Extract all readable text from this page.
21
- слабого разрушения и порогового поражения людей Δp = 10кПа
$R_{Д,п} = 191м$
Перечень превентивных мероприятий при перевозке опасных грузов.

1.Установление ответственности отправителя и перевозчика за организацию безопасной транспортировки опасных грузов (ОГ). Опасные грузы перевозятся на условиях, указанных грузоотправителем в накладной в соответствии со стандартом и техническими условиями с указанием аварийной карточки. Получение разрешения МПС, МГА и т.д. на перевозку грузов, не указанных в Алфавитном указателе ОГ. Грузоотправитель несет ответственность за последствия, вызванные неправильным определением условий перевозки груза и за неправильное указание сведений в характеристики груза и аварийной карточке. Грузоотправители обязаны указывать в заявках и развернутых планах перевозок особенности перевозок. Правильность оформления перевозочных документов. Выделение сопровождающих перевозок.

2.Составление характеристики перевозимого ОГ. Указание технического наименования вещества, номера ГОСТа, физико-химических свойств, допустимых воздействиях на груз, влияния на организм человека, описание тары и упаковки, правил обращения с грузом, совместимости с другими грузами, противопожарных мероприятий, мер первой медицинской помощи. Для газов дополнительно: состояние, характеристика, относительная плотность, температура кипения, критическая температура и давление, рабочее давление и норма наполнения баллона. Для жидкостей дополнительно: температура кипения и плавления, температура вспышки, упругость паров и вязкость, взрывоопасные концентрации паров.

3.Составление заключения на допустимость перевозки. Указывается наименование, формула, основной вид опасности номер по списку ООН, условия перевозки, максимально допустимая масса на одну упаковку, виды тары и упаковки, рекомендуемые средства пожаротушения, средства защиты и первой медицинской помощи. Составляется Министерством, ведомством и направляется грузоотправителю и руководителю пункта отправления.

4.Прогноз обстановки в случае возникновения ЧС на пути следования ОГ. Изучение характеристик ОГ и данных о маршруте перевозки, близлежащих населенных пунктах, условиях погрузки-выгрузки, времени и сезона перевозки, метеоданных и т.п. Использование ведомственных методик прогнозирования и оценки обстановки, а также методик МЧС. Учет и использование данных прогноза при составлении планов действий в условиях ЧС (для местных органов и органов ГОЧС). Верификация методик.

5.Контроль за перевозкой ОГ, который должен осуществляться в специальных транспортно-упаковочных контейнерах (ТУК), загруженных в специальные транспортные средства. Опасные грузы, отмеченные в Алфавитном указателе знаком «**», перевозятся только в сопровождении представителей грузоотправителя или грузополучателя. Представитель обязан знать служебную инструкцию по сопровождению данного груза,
------------------------------------
Work to be completed — Copy out all of the records above with nothing altered.

Correct output —
Extract all readable text from this page.
21
- слабого разрушения и порогового поражения людей Δp = 10кПа
$R_{Д,п} = 191м$
Перечень превентивных мероприятий при перевозке опасных грузов.

1.Установление ответственности отправителя и перевозчика за организацию безопасной транспортировки опасных грузов (ОГ). Опасные грузы перевозятся на условиях, указанных грузоотправителем в накладной в соответствии со стандартом и техническими условиями с указанием аварийной карточки. Получение разрешения МПС, МГА и т.д. на перевозку грузов, не указанных в Алфавитном указателе ОГ. Грузоотправитель несет ответственность за последствия, вызванные неправильным определением условий перевозки груза и за неправильное указание сведений в характеристики груза и аварийной карточке. Грузоотправители обязаны указывать в заявках и развернутых планах перевозок особенности перевозок. Правильность оформления перевозочных документов. Выделение сопровождающих перевозок.

2.Составление характеристики перевозимого ОГ. Указание технического наименования вещества, номера ГОСТа, физико-химических свойств, допустимых воздействиях на груз, влияния на организм человека, описание тары и упаковки, правил обращения с грузом, совместимости с другими грузами, противопожарных мероприятий, мер первой медицинской помощи. Для газов дополнительно: состояние, характеристика, относительная плотность, температура кипения, критическая температура и давление, рабочее давление и норма наполнения баллона. Для жидкостей дополнительно: температура кипения и плавления, температура вспышки, упругость паров и вязкость, взрывоопасные концентрации паров.

3.Составление заключения на допустимость перевозки. Указывается наименование, формула, основной вид опасности номер по списку ООН, условия перевозки, максимально допустимая масса на одну упаковку, виды тары и упаковки, рекомендуемые средства пожаротушения, средства защиты и первой медицинской помощи. Составляется Министерством, ведомством и направляется грузоотправителю и руководителю пункта отправления.

4.Прогноз обстановки в случае возникновения ЧС на пути следования ОГ. Изучение характеристик ОГ и данных о маршруте перевозки, близлежащих населенных пунктах, условиях погрузки-выгрузки, времени и сезона перевозки, метеоданных и т.п. Использование ведомственных методик прогнозирования и оценки обстановки, а также методик МЧС. Учет и использование данных прогноза при составлении планов действий в условиях ЧС (для местных органов и органов ГОЧС). Верификация методик.

5.Контроль за перевозкой ОГ, который должен осуществляться в специальных транспортно-упаковочных контейнерах (ТУК), загруженных в специальные транспортные средства. Опасные грузы, отмеченные в Алфавитном указателе знаком «**», перевозятся только в сопровождении представителей грузоотправителя или грузополучателя. Представитель обязан знать служебную инструкцию по сопровождению данного груза,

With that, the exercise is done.